Copy all lines below containing "caption".

A run of records

----

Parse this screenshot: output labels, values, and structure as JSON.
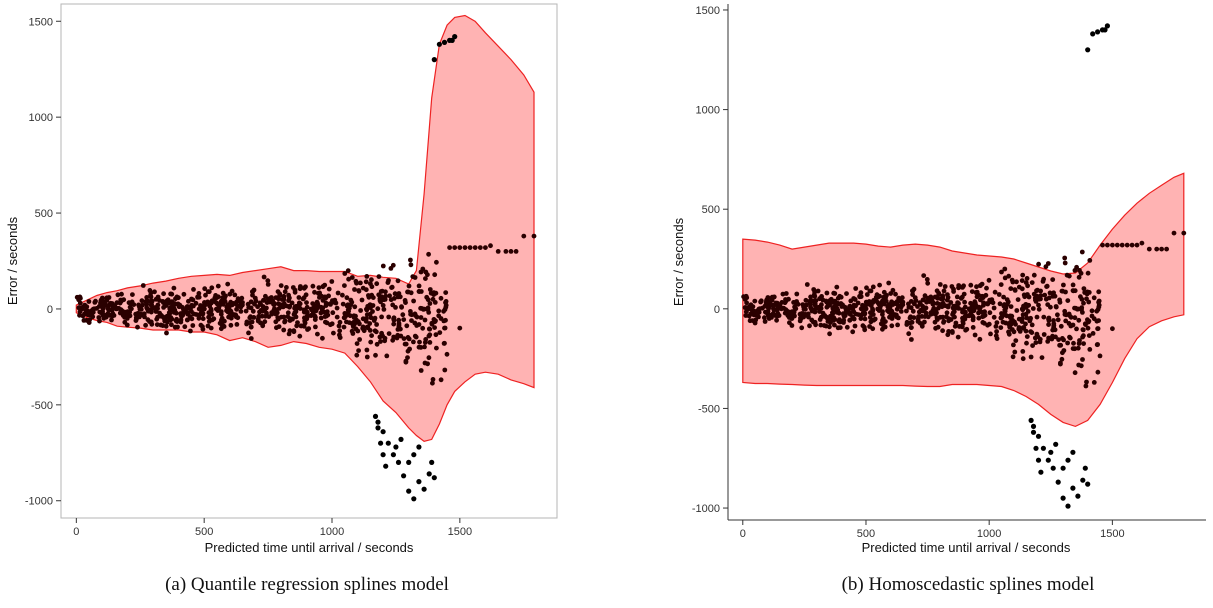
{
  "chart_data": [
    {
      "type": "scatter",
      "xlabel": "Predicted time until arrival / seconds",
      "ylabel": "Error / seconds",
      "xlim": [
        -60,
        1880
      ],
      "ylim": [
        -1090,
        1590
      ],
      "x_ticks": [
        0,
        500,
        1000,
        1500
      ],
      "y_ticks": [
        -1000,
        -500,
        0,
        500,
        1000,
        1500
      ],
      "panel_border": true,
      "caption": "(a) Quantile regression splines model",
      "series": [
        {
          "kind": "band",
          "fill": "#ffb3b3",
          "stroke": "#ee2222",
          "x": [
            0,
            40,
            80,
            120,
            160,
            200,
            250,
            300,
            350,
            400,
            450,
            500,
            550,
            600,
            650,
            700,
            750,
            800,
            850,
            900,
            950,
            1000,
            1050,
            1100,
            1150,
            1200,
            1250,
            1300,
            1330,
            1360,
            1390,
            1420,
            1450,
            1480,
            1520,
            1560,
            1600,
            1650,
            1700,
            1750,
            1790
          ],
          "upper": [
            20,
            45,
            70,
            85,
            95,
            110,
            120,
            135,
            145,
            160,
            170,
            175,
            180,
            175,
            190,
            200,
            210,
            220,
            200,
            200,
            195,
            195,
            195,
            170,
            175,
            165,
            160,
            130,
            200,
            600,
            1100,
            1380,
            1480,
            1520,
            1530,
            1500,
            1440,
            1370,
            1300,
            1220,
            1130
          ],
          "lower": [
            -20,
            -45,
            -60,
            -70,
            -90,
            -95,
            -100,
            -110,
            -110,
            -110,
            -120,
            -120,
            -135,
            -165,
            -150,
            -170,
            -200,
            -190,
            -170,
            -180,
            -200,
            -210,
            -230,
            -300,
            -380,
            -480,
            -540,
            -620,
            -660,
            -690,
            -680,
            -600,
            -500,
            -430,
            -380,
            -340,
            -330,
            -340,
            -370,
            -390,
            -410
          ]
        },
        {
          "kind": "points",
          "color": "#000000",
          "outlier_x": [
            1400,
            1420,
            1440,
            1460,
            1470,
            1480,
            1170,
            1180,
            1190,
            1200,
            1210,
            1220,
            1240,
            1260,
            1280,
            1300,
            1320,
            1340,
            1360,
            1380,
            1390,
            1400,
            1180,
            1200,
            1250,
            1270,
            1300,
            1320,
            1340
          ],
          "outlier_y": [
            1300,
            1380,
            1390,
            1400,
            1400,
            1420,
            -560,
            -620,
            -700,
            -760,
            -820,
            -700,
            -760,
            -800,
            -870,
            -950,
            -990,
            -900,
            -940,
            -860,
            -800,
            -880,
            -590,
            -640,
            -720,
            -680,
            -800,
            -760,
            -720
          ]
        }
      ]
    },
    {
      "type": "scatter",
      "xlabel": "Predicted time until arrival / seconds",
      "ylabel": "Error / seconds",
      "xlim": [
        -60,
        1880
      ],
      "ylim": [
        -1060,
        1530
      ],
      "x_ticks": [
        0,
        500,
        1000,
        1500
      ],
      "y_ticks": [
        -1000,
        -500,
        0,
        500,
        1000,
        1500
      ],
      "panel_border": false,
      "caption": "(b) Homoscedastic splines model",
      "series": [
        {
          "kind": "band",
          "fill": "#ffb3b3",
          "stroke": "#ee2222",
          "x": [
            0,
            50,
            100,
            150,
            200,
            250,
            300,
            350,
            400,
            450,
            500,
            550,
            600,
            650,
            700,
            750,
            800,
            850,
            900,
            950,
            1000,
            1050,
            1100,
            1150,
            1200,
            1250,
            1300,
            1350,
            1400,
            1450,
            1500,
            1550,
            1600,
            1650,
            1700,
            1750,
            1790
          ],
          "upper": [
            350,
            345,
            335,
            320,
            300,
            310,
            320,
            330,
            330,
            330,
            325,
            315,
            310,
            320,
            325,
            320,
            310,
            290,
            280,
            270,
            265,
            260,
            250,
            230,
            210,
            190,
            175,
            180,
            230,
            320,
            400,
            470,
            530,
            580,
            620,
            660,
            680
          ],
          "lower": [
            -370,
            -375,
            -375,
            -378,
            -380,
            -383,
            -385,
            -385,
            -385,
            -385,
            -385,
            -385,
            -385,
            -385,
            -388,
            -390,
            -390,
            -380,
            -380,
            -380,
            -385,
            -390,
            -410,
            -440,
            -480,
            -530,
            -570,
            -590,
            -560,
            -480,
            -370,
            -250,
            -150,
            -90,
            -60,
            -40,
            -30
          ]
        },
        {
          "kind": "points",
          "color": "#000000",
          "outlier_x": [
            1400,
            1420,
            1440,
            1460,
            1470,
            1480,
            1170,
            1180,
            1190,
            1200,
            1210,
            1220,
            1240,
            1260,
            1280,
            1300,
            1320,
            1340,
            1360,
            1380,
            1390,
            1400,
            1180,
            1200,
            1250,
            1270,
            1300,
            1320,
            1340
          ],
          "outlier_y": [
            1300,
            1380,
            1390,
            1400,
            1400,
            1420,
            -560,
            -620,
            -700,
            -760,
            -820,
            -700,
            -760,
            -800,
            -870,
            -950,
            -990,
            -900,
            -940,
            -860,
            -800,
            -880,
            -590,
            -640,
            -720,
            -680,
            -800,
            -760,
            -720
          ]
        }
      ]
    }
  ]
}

----

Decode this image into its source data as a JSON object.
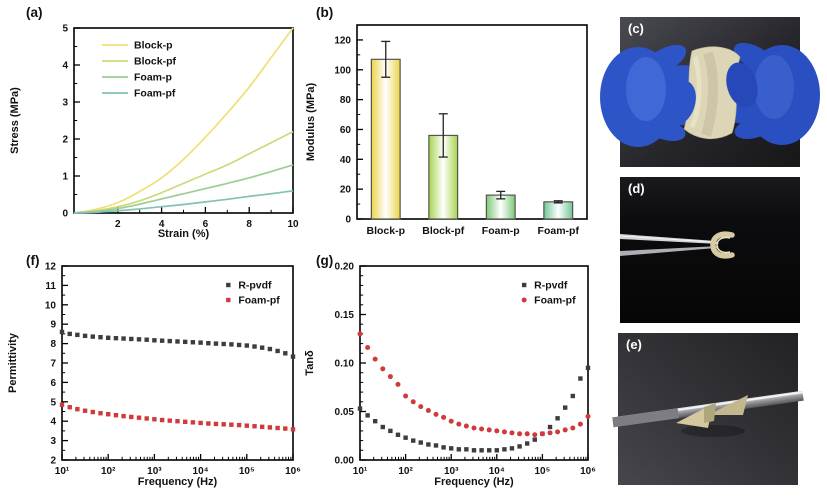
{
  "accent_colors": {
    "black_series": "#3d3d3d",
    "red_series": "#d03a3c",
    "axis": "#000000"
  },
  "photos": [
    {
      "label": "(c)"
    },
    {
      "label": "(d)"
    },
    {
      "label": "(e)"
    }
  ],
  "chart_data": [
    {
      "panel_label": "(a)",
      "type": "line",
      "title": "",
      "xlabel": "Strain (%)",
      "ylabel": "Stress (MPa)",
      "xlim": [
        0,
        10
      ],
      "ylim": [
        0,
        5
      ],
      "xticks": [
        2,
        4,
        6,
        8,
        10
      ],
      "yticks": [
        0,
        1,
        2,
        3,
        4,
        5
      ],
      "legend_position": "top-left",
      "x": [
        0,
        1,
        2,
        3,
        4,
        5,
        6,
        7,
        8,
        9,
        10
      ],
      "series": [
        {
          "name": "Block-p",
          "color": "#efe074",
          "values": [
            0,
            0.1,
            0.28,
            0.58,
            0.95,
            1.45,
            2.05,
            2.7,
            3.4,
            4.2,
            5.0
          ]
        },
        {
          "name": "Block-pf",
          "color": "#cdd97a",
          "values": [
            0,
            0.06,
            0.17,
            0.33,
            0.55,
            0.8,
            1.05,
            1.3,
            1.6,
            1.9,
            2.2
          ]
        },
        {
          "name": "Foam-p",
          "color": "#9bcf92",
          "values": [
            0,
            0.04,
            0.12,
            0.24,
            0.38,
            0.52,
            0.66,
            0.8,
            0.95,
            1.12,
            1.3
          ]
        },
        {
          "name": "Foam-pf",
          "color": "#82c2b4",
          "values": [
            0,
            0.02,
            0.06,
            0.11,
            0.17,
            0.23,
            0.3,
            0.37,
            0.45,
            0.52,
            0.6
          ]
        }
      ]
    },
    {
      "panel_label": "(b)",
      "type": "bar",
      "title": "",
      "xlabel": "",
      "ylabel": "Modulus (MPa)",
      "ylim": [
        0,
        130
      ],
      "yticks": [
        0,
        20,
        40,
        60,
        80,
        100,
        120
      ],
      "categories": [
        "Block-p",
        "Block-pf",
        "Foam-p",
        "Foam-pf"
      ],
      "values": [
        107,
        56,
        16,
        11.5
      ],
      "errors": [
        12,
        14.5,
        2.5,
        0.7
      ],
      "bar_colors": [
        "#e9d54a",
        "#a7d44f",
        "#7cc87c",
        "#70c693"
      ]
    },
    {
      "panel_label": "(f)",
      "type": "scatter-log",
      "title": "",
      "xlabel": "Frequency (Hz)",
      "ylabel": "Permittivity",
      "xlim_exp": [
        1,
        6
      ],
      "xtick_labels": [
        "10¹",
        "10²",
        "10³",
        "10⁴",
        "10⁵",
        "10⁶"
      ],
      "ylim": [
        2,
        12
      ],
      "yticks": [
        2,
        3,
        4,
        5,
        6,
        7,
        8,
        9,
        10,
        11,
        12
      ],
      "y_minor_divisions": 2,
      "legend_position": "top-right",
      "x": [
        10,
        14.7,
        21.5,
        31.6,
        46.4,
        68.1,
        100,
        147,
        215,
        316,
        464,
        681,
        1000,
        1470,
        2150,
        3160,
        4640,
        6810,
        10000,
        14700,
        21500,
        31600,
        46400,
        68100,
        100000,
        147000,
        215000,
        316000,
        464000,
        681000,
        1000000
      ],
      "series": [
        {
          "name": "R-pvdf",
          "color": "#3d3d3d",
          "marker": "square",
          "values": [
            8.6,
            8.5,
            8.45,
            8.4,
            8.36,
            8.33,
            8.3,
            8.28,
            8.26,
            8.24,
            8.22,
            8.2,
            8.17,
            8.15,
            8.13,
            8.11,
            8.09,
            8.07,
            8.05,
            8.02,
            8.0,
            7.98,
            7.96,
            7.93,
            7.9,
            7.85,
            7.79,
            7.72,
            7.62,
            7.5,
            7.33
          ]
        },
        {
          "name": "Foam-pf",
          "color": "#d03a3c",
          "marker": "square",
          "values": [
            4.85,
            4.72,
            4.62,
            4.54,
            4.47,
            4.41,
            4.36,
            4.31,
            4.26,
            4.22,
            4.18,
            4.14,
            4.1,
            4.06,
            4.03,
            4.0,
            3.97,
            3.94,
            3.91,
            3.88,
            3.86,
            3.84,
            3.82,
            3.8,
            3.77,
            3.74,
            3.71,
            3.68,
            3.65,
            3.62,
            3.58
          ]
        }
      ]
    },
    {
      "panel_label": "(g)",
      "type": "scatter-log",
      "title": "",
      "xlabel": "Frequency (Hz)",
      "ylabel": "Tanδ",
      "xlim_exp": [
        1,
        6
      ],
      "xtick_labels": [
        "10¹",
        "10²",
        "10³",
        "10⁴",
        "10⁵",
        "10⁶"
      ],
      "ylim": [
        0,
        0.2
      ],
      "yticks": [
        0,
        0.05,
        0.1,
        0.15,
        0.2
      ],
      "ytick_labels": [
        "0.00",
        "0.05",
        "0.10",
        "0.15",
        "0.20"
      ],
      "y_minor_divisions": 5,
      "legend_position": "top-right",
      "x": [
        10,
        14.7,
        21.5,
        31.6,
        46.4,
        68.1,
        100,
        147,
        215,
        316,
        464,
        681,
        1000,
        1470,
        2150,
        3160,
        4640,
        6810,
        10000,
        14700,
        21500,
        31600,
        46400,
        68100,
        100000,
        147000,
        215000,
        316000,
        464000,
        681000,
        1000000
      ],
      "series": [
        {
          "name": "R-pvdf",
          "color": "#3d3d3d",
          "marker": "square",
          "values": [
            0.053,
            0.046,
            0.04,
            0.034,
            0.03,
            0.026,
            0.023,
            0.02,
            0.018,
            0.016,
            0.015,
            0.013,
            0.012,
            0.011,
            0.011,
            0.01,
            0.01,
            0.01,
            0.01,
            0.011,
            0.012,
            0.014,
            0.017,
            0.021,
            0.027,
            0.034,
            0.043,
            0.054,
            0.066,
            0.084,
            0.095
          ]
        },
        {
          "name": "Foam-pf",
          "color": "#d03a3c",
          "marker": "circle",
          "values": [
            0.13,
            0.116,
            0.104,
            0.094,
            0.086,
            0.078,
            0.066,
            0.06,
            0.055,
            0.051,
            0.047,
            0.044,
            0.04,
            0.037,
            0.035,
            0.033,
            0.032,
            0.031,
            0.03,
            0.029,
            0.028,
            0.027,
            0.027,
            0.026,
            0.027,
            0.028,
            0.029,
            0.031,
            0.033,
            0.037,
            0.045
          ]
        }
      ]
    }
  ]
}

----

▶ [Expected answer]
      "caption": "(a) Quantile regression splines model",
      "caption": "(b) Homoscedastic splines model",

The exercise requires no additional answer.